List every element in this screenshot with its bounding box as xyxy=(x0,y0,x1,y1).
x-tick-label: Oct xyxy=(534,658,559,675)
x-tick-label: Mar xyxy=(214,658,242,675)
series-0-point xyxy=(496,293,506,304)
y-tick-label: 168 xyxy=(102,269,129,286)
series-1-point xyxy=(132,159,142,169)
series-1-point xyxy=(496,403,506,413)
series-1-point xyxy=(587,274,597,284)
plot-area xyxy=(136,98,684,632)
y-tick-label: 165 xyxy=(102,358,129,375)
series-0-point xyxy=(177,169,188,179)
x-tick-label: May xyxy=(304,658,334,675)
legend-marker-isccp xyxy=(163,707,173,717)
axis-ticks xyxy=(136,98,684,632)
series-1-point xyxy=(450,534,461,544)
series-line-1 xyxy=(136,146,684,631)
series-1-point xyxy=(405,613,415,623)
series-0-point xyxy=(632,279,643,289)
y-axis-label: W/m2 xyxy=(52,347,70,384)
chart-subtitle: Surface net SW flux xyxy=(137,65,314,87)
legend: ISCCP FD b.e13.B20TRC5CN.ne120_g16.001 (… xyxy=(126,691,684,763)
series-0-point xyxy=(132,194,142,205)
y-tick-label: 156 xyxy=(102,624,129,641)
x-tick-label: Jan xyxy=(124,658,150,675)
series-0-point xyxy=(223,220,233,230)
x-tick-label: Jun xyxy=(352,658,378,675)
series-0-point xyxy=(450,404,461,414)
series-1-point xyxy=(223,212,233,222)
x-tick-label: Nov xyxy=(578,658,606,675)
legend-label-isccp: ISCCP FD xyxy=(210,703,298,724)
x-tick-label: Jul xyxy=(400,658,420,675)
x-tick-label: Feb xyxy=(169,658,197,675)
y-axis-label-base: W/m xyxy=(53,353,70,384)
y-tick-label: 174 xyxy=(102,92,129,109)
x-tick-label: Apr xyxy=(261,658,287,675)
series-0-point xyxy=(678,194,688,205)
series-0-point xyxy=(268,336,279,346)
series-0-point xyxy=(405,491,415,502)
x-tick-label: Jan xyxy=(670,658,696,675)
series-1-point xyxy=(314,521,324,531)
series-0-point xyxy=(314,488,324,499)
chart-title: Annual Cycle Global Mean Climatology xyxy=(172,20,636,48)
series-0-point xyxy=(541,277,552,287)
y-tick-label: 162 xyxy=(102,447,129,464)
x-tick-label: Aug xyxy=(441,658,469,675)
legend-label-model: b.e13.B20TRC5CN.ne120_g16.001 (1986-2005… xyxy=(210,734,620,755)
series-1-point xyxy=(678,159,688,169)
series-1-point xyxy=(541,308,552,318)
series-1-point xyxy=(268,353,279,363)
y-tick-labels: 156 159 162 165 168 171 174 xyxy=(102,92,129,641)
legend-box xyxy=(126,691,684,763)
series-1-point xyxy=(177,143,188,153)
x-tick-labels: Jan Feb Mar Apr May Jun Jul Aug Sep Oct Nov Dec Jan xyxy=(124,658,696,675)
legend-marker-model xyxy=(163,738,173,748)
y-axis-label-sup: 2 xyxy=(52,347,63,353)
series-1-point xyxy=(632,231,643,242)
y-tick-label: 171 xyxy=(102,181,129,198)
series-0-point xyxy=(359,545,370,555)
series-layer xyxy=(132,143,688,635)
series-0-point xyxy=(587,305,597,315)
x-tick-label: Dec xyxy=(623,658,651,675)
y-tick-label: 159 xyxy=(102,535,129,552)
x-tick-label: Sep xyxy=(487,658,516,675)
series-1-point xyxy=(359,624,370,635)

----

■ **Request**
Return every line above that contains the string "marker". Case counts.

■ **Completed task**
legend-marker-isccp xyxy=(163,707,173,717)
legend-marker-model xyxy=(163,738,173,748)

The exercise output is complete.